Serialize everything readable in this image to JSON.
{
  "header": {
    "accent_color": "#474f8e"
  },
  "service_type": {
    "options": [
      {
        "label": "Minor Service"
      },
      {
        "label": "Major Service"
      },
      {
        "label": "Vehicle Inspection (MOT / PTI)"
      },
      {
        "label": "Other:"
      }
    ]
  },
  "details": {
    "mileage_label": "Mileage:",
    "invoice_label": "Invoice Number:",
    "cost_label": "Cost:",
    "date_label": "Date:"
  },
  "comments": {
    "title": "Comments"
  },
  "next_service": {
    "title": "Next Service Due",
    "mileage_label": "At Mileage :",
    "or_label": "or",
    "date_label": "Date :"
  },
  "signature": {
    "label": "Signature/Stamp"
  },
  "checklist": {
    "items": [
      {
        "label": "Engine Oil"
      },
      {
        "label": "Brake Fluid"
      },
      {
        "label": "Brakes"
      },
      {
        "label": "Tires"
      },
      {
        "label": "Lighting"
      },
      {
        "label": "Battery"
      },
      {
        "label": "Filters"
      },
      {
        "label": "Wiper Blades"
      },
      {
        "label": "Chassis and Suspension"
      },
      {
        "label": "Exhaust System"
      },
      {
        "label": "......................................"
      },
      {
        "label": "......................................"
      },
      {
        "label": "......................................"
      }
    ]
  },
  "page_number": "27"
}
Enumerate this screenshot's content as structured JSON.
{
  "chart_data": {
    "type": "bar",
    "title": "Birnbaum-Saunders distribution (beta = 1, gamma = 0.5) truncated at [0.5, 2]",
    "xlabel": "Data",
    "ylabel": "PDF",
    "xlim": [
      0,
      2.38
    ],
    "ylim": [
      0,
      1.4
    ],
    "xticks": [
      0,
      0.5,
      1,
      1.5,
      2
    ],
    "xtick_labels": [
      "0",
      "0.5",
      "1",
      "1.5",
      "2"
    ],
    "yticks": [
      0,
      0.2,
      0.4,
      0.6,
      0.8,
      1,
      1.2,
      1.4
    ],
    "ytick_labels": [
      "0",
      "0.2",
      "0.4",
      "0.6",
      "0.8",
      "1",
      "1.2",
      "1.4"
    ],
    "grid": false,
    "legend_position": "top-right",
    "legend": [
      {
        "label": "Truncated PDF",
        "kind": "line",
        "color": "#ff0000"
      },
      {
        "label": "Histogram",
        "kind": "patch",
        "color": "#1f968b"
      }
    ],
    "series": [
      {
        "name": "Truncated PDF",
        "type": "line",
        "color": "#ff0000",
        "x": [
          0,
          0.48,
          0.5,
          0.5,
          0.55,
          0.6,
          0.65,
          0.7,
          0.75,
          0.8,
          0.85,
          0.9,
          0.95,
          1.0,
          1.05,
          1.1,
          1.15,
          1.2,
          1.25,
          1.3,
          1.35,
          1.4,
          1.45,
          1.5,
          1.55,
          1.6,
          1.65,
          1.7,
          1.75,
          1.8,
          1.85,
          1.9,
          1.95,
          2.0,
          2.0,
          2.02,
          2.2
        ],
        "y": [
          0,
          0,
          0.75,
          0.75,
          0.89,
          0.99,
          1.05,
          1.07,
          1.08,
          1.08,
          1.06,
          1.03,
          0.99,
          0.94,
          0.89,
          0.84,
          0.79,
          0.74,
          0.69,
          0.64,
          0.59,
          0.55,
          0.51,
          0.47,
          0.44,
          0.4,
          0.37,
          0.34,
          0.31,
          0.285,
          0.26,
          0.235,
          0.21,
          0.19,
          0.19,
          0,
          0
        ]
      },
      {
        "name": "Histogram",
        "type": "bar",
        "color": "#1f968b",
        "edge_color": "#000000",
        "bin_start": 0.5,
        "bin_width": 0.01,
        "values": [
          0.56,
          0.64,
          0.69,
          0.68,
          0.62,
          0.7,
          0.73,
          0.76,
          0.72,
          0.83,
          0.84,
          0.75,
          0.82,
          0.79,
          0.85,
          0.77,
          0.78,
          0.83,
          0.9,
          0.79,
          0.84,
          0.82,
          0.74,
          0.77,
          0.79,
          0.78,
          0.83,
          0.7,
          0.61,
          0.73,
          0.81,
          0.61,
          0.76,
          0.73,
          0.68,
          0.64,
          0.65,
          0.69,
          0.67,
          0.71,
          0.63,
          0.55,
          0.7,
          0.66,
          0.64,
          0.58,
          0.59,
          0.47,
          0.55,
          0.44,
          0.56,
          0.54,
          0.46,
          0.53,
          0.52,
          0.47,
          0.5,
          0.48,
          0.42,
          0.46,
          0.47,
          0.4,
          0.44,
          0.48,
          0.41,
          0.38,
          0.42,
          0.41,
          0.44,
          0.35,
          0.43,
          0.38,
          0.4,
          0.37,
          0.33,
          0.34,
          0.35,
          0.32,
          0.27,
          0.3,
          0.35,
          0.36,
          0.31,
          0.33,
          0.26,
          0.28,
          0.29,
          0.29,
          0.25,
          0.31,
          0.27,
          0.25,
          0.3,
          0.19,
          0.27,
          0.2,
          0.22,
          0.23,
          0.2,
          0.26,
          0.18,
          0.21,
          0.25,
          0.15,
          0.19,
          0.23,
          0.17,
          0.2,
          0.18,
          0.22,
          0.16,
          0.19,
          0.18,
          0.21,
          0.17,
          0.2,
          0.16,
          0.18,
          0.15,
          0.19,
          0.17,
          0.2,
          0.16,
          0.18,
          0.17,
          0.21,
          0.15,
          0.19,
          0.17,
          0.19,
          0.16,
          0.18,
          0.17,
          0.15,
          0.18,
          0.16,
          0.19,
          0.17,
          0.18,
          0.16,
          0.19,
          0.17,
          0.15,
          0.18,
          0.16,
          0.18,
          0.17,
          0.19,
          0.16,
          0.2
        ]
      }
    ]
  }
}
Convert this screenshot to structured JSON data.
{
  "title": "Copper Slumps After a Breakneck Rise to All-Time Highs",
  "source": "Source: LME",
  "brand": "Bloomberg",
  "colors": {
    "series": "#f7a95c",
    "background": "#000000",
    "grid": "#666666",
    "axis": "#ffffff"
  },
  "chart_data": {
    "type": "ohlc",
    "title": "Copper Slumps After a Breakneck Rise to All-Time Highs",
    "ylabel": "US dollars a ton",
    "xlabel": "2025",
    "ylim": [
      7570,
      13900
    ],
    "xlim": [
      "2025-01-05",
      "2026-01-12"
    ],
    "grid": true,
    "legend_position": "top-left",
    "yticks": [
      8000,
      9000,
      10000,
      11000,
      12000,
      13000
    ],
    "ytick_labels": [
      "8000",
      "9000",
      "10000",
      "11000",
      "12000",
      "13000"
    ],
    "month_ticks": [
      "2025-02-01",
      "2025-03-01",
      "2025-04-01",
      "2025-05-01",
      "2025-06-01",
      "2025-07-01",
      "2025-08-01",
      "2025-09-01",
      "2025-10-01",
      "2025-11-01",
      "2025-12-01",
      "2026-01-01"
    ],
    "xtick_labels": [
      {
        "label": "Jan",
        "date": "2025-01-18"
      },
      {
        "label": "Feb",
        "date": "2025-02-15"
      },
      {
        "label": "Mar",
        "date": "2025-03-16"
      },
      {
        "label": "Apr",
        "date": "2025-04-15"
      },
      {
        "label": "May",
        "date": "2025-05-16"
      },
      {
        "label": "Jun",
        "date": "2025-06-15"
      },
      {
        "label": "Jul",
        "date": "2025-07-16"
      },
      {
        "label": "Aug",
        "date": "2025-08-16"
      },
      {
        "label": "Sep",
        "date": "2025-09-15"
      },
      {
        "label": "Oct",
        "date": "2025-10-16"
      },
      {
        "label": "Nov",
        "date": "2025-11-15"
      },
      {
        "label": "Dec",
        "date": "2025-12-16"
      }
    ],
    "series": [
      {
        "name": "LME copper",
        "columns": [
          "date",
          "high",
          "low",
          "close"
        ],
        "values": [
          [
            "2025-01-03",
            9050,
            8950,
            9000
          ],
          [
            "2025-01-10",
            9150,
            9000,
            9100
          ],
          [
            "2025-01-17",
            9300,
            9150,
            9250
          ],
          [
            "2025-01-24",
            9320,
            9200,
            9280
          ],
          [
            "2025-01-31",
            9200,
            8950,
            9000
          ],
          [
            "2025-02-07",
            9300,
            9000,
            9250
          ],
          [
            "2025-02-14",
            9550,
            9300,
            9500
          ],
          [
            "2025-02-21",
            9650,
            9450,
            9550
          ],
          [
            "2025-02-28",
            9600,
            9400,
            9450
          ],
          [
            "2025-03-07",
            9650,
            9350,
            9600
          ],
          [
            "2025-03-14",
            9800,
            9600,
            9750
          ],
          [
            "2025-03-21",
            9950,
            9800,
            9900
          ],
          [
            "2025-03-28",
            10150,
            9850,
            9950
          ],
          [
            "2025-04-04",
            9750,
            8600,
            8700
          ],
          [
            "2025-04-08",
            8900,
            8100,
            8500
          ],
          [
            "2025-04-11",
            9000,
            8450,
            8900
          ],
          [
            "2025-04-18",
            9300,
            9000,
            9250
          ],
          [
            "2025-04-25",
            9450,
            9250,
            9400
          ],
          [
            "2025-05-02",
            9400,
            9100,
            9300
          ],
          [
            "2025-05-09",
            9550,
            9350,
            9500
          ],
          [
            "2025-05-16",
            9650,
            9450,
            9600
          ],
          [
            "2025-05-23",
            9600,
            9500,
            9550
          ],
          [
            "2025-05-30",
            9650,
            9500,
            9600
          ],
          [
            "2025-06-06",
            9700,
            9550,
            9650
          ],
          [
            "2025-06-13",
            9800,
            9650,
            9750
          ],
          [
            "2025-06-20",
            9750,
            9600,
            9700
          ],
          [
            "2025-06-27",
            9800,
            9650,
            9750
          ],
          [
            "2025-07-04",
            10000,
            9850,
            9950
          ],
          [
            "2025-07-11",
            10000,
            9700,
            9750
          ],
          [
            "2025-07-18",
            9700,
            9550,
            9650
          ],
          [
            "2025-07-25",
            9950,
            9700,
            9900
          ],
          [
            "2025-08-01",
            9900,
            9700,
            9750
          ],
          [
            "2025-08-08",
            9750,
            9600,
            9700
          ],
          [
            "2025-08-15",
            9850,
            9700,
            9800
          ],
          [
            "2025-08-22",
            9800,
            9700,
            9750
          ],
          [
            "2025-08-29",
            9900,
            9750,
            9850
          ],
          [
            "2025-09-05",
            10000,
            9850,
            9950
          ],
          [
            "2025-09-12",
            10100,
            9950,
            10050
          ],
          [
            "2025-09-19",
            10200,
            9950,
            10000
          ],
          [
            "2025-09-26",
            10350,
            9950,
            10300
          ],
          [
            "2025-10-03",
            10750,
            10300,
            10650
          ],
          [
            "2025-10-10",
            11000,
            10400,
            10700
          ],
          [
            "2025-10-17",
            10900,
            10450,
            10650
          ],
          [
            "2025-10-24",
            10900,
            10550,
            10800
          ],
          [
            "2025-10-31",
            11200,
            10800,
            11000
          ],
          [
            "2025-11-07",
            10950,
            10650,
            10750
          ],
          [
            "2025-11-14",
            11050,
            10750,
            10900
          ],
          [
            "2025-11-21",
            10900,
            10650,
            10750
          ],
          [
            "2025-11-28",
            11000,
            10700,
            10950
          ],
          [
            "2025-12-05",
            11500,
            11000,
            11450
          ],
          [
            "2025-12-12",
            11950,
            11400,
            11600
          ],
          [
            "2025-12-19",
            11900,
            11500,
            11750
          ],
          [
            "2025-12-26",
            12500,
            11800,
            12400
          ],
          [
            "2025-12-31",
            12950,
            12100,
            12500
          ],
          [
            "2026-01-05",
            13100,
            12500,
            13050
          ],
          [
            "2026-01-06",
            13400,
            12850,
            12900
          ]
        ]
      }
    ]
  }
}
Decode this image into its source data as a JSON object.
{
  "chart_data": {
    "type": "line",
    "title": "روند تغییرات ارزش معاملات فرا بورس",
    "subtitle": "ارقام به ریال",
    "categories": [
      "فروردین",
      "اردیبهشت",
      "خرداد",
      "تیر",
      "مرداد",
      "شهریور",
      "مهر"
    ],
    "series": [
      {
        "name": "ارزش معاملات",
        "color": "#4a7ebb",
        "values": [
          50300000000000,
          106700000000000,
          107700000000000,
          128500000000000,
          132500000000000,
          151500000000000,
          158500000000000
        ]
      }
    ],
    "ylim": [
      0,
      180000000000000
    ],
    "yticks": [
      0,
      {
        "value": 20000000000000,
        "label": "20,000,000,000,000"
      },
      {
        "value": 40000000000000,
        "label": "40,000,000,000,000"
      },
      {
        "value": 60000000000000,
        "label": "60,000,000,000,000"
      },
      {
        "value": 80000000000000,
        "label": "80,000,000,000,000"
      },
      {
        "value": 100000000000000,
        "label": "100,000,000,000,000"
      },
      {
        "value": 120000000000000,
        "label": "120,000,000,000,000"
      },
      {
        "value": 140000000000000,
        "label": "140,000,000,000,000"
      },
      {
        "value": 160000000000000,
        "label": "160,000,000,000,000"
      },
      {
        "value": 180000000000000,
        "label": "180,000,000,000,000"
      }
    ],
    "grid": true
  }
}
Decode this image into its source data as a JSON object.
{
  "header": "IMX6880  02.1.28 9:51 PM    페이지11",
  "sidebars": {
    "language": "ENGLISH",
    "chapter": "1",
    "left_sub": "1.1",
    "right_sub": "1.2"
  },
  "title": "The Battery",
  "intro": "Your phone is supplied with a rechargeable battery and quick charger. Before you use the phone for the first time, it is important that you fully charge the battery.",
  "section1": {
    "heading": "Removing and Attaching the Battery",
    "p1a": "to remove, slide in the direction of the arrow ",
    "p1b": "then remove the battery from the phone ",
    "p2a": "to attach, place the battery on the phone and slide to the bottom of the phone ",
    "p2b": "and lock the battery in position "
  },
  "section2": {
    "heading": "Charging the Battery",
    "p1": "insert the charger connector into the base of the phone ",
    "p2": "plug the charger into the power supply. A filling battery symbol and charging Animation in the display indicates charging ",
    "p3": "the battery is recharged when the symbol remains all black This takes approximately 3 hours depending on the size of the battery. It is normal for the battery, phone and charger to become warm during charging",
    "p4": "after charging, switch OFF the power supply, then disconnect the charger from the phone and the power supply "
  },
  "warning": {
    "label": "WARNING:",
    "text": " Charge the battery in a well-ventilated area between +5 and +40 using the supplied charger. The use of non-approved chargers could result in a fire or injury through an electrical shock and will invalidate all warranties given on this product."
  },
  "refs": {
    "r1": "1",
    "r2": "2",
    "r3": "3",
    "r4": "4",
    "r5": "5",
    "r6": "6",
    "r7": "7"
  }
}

########

Pull out every line above that holds the word "supplied".

- The reply -
  "intro": "Your phone is supplied with a rechargeable battery and quick charger. Before you use the phone for the first time, it is important that you fully charge the battery.",
    "text": " Charge the battery in a well-ventilated area between +5 and +40 using the supplied charger. The use of non-approved chargers could result in a fire or injury through an electrical shock and will invalidate all warranties given on this product."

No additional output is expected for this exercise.